- **Set task**
Without the pictures, can you quote each line below exactly?

- **Information given**
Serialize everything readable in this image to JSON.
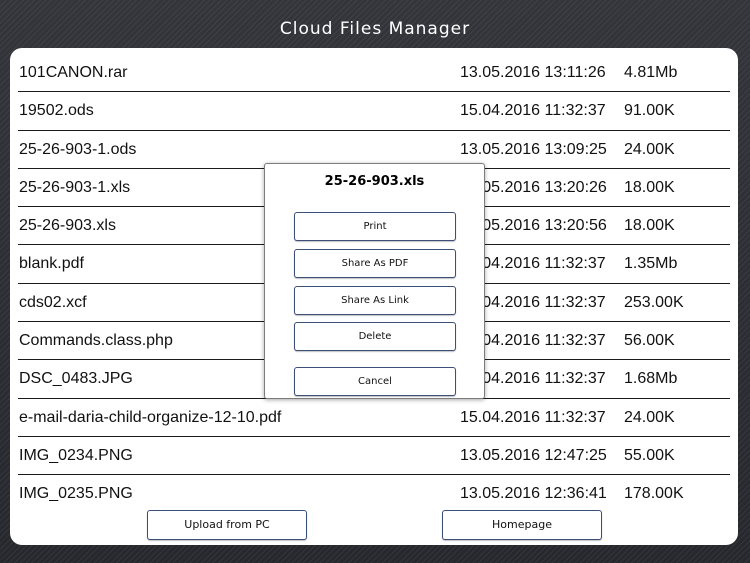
{
  "app": {
    "title": "Cloud Files Manager"
  },
  "files": [
    {
      "name": "101CANON.rar",
      "date": "13.05.2016 13:11:26",
      "size": "4.81Mb"
    },
    {
      "name": "19502.ods",
      "date": "15.04.2016 11:32:37",
      "size": "91.00K"
    },
    {
      "name": "25-26-903-1.ods",
      "date": "13.05.2016 13:09:25",
      "size": "24.00K"
    },
    {
      "name": "25-26-903-1.xls",
      "date": "13.05.2016 13:20:26",
      "size": "18.00K"
    },
    {
      "name": "25-26-903.xls",
      "date": "13.05.2016 13:20:56",
      "size": "18.00K"
    },
    {
      "name": "blank.pdf",
      "date": "15.04.2016 11:32:37",
      "size": "1.35Mb"
    },
    {
      "name": "cds02.xcf",
      "date": "15.04.2016 11:32:37",
      "size": "253.00K"
    },
    {
      "name": "Commands.class.php",
      "date": "15.04.2016 11:32:37",
      "size": "56.00K"
    },
    {
      "name": "DSC_0483.JPG",
      "date": "15.04.2016 11:32:37",
      "size": "1.68Mb"
    },
    {
      "name": "e-mail-daria-child-organize-12-10.pdf",
      "date": "15.04.2016 11:32:37",
      "size": "24.00K"
    },
    {
      "name": "IMG_0234.PNG",
      "date": "13.05.2016 12:47:25",
      "size": "55.00K"
    },
    {
      "name": "IMG_0235.PNG",
      "date": "13.05.2016 12:36:41",
      "size": "178.00K"
    }
  ],
  "footer": {
    "upload_label": "Upload from PC",
    "homepage_label": "Homepage"
  },
  "dialog": {
    "title": "25-26-903.xls",
    "print_label": "Print",
    "share_pdf_label": "Share As PDF",
    "share_link_label": "Share As Link",
    "delete_label": "Delete",
    "cancel_label": "Cancel"
  }
}
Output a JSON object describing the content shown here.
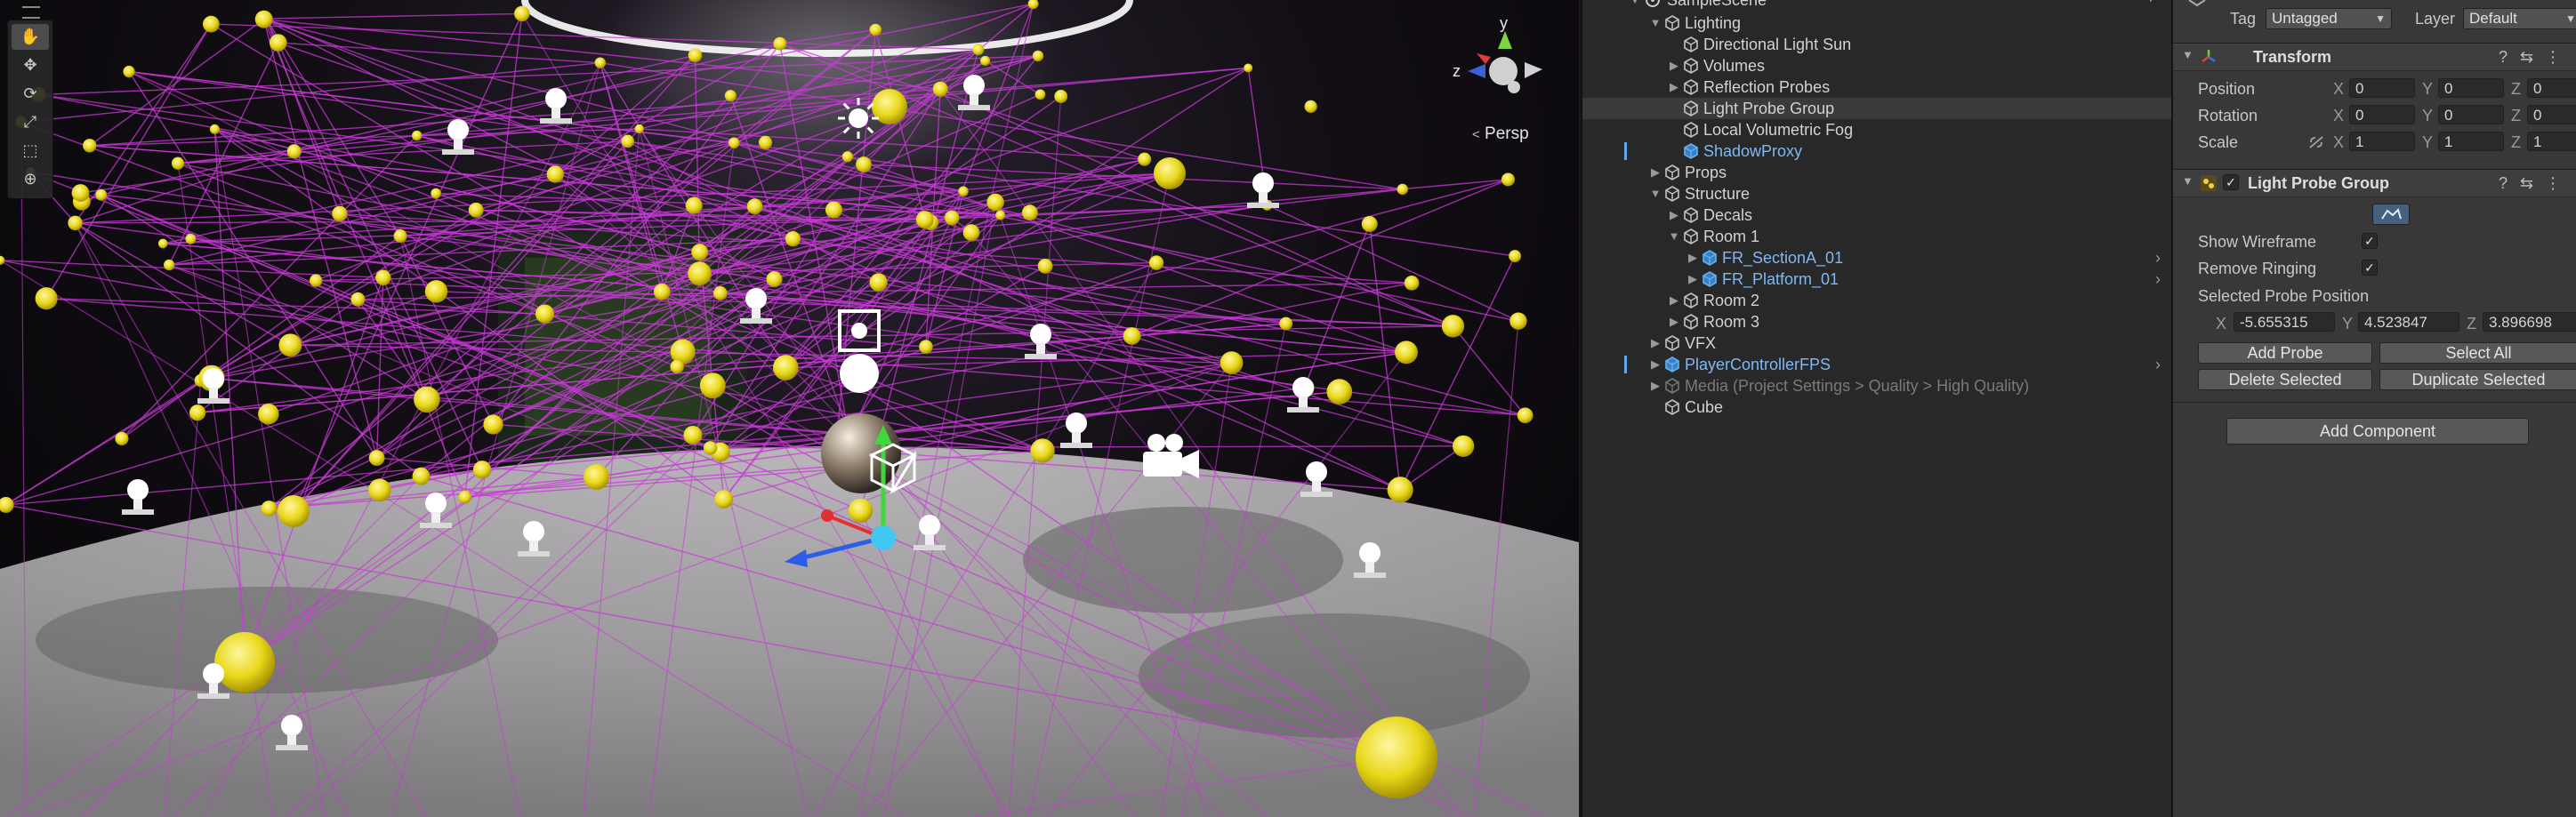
{
  "colors": {
    "probe_yellow": "#e8d81a",
    "wire_magenta": "#c93ad8",
    "prefab_blue": "#7fb8f2",
    "panel_bg": "#383838",
    "hierarchy_bg": "#282828"
  },
  "scene": {
    "tools": [
      {
        "name": "view-tool",
        "icon": "hand-icon",
        "glyph": "✋"
      },
      {
        "name": "move-tool",
        "icon": "move-icon",
        "glyph": "✥"
      },
      {
        "name": "rotate-tool",
        "icon": "rotate-icon",
        "glyph": "⟳"
      },
      {
        "name": "scale-tool",
        "icon": "scale-icon",
        "glyph": "⤢"
      },
      {
        "name": "rect-tool",
        "icon": "rect-icon",
        "glyph": "⬚"
      },
      {
        "name": "transform-tool",
        "icon": "transform-icon",
        "glyph": "⊕"
      }
    ],
    "gizmo": {
      "y": "y",
      "z": "z",
      "persp": "Persp"
    }
  },
  "hierarchy": {
    "scene_name": "SampleScene*",
    "items": [
      {
        "label": "Lighting",
        "depth": 1,
        "arrow": "open",
        "type": "object"
      },
      {
        "label": "Directional Light Sun",
        "depth": 2,
        "arrow": "none",
        "type": "object"
      },
      {
        "label": "Volumes",
        "depth": 2,
        "arrow": "closed",
        "type": "object"
      },
      {
        "label": "Reflection Probes",
        "depth": 2,
        "arrow": "closed",
        "type": "object"
      },
      {
        "label": "Light Probe Group",
        "depth": 2,
        "arrow": "none",
        "type": "object",
        "selected": true
      },
      {
        "label": "Local Volumetric Fog",
        "depth": 2,
        "arrow": "none",
        "type": "object"
      },
      {
        "label": "ShadowProxy",
        "depth": 2,
        "arrow": "none",
        "type": "prefab"
      },
      {
        "label": "Props",
        "depth": 1,
        "arrow": "closed",
        "type": "object"
      },
      {
        "label": "Structure",
        "depth": 1,
        "arrow": "open",
        "type": "object"
      },
      {
        "label": "Decals",
        "depth": 2,
        "arrow": "closed",
        "type": "object"
      },
      {
        "label": "Room 1",
        "depth": 2,
        "arrow": "open",
        "type": "object"
      },
      {
        "label": "FR_SectionA_01",
        "depth": 3,
        "arrow": "closed",
        "type": "prefab",
        "chevron": true
      },
      {
        "label": "FR_Platform_01",
        "depth": 3,
        "arrow": "closed",
        "type": "prefab",
        "chevron": true
      },
      {
        "label": "Room 2",
        "depth": 2,
        "arrow": "closed",
        "type": "object"
      },
      {
        "label": "Room 3",
        "depth": 2,
        "arrow": "closed",
        "type": "object"
      },
      {
        "label": "VFX",
        "depth": 1,
        "arrow": "closed",
        "type": "object"
      },
      {
        "label": "PlayerControllerFPS",
        "depth": 1,
        "arrow": "closed",
        "type": "prefab",
        "chevron": true
      },
      {
        "label": "Media (Project Settings > Quality > High Quality)",
        "depth": 1,
        "arrow": "closed",
        "type": "disabled"
      },
      {
        "label": "Cube",
        "depth": 1,
        "arrow": "none",
        "type": "object"
      }
    ]
  },
  "inspector": {
    "tag_label": "Tag",
    "tag_value": "Untagged",
    "layer_label": "Layer",
    "layer_value": "Default",
    "transform": {
      "title": "Transform",
      "position_label": "Position",
      "rotation_label": "Rotation",
      "scale_label": "Scale",
      "axis_x": "X",
      "axis_y": "Y",
      "axis_z": "Z",
      "position": [
        "0",
        "0",
        "0"
      ],
      "rotation": [
        "0",
        "0",
        "0"
      ],
      "scale": [
        "1",
        "1",
        "1"
      ]
    },
    "light_probe_group": {
      "title": "Light Probe Group",
      "show_wireframe_label": "Show Wireframe",
      "remove_ringing_label": "Remove Ringing",
      "selected_position_label": "Selected Probe Position",
      "probe_x": "-5.655315",
      "probe_y": "4.523847",
      "probe_z": "3.896698",
      "add_probe": "Add Probe",
      "select_all": "Select All",
      "delete_selected": "Delete Selected",
      "duplicate_selected": "Duplicate Selected"
    },
    "add_component": "Add Component",
    "check_glyph": "✓",
    "help_glyph": "?",
    "preset_glyph": "⇆",
    "menu_glyph": "⋮"
  }
}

- **Result below**
Serialize everything readable in this image to JSON.
{
  "app": {
    "title": "Cloud Files Manager"
  },
  "files": [
    {
      "name": "101CANON.rar",
      "date": "13.05.2016 13:11:26",
      "size": "4.81Mb"
    },
    {
      "name": "19502.ods",
      "date": "15.04.2016 11:32:37",
      "size": "91.00K"
    },
    {
      "name": "25-26-903-1.ods",
      "date": "13.05.2016 13:09:25",
      "size": "24.00K"
    },
    {
      "name": "25-26-903-1.xls",
      "date": "13.05.2016 13:20:26",
      "size": "18.00K"
    },
    {
      "name": "25-26-903.xls",
      "date": "13.05.2016 13:20:56",
      "size": "18.00K"
    },
    {
      "name": "blank.pdf",
      "date": "15.04.2016 11:32:37",
      "size": "1.35Mb"
    },
    {
      "name": "cds02.xcf",
      "date": "15.04.2016 11:32:37",
      "size": "253.00K"
    },
    {
      "name": "Commands.class.php",
      "date": "15.04.2016 11:32:37",
      "size": "56.00K"
    },
    {
      "name": "DSC_0483.JPG",
      "date": "15.04.2016 11:32:37",
      "size": "1.68Mb"
    },
    {
      "name": "e-mail-daria-child-organize-12-10.pdf",
      "date": "15.04.2016 11:32:37",
      "size": "24.00K"
    },
    {
      "name": "IMG_0234.PNG",
      "date": "13.05.2016 12:47:25",
      "size": "55.00K"
    },
    {
      "name": "IMG_0235.PNG",
      "date": "13.05.2016 12:36:41",
      "size": "178.00K"
    }
  ],
  "footer": {
    "upload_label": "Upload from PC",
    "homepage_label": "Homepage"
  },
  "dialog": {
    "title": "25-26-903.xls",
    "print_label": "Print",
    "share_pdf_label": "Share As PDF",
    "share_link_label": "Share As Link",
    "delete_label": "Delete",
    "cancel_label": "Cancel"
  }
}
Output a JSON object describing the content shown here.
{
  "colors": {
    "probe_yellow": "#e8d81a",
    "wire_magenta": "#c93ad8",
    "prefab_blue": "#7fb8f2",
    "panel_bg": "#383838",
    "hierarchy_bg": "#282828"
  },
  "scene": {
    "tools": [
      {
        "name": "view-tool",
        "icon": "hand-icon",
        "glyph": "✋"
      },
      {
        "name": "move-tool",
        "icon": "move-icon",
        "glyph": "✥"
      },
      {
        "name": "rotate-tool",
        "icon": "rotate-icon",
        "glyph": "⟳"
      },
      {
        "name": "scale-tool",
        "icon": "scale-icon",
        "glyph": "⤢"
      },
      {
        "name": "rect-tool",
        "icon": "rect-icon",
        "glyph": "⬚"
      },
      {
        "name": "transform-tool",
        "icon": "transform-icon",
        "glyph": "⊕"
      }
    ],
    "gizmo": {
      "y": "y",
      "z": "z",
      "persp": "Persp"
    }
  },
  "hierarchy": {
    "scene_name": "SampleScene*",
    "items": [
      {
        "label": "Lighting",
        "depth": 1,
        "arrow": "open",
        "type": "object"
      },
      {
        "label": "Directional Light Sun",
        "depth": 2,
        "arrow": "none",
        "type": "object"
      },
      {
        "label": "Volumes",
        "depth": 2,
        "arrow": "closed",
        "type": "object"
      },
      {
        "label": "Reflection Probes",
        "depth": 2,
        "arrow": "closed",
        "type": "object"
      },
      {
        "label": "Light Probe Group",
        "depth": 2,
        "arrow": "none",
        "type": "object",
        "selected": true
      },
      {
        "label": "Local Volumetric Fog",
        "depth": 2,
        "arrow": "none",
        "type": "object"
      },
      {
        "label": "ShadowProxy",
        "depth": 2,
        "arrow": "none",
        "type": "prefab"
      },
      {
        "label": "Props",
        "depth": 1,
        "arrow": "closed",
        "type": "object"
      },
      {
        "label": "Structure",
        "depth": 1,
        "arrow": "open",
        "type": "object"
      },
      {
        "label": "Decals",
        "depth": 2,
        "arrow": "closed",
        "type": "object"
      },
      {
        "label": "Room 1",
        "depth": 2,
        "arrow": "open",
        "type": "object"
      },
      {
        "label": "FR_SectionA_01",
        "depth": 3,
        "arrow": "closed",
        "type": "prefab",
        "chevron": true
      },
      {
        "label": "FR_Platform_01",
        "depth": 3,
        "arrow": "closed",
        "type": "prefab",
        "chevron": true
      },
      {
        "label": "Room 2",
        "depth": 2,
        "arrow": "closed",
        "type": "object"
      },
      {
        "label": "Room 3",
        "depth": 2,
        "arrow": "closed",
        "type": "object"
      },
      {
        "label": "VFX",
        "depth": 1,
        "arrow": "closed",
        "type": "object"
      },
      {
        "label": "PlayerControllerFPS",
        "depth": 1,
        "arrow": "closed",
        "type": "prefab",
        "chevron": true
      },
      {
        "label": "Media (Project Settings > Quality > High Quality)",
        "depth": 1,
        "arrow": "closed",
        "type": "disabled"
      },
      {
        "label": "Cube",
        "depth": 1,
        "arrow": "none",
        "type": "object"
      }
    ]
  },
  "inspector": {
    "tag_label": "Tag",
    "tag_value": "Untagged",
    "layer_label": "Layer",
    "layer_value": "Default",
    "transform": {
      "title": "Transform",
      "position_label": "Position",
      "rotation_label": "Rotation",
      "scale_label": "Scale",
      "axis_x": "X",
      "axis_y": "Y",
      "axis_z": "Z",
      "position": [
        "0",
        "0",
        "0"
      ],
      "rotation": [
        "0",
        "0",
        "0"
      ],
      "scale": [
        "1",
        "1",
        "1"
      ]
    },
    "light_probe_group": {
      "title": "Light Probe Group",
      "show_wireframe_label": "Show Wireframe",
      "remove_ringing_label": "Remove Ringing",
      "selected_position_label": "Selected Probe Position",
      "probe_x": "-5.655315",
      "probe_y": "4.523847",
      "probe_z": "3.896698",
      "add_probe": "Add Probe",
      "select_all": "Select All",
      "delete_selected": "Delete Selected",
      "duplicate_selected": "Duplicate Selected"
    },
    "add_component": "Add Component",
    "check_glyph": "✓",
    "help_glyph": "?",
    "preset_glyph": "⇆",
    "menu_glyph": "⋮"
  }
}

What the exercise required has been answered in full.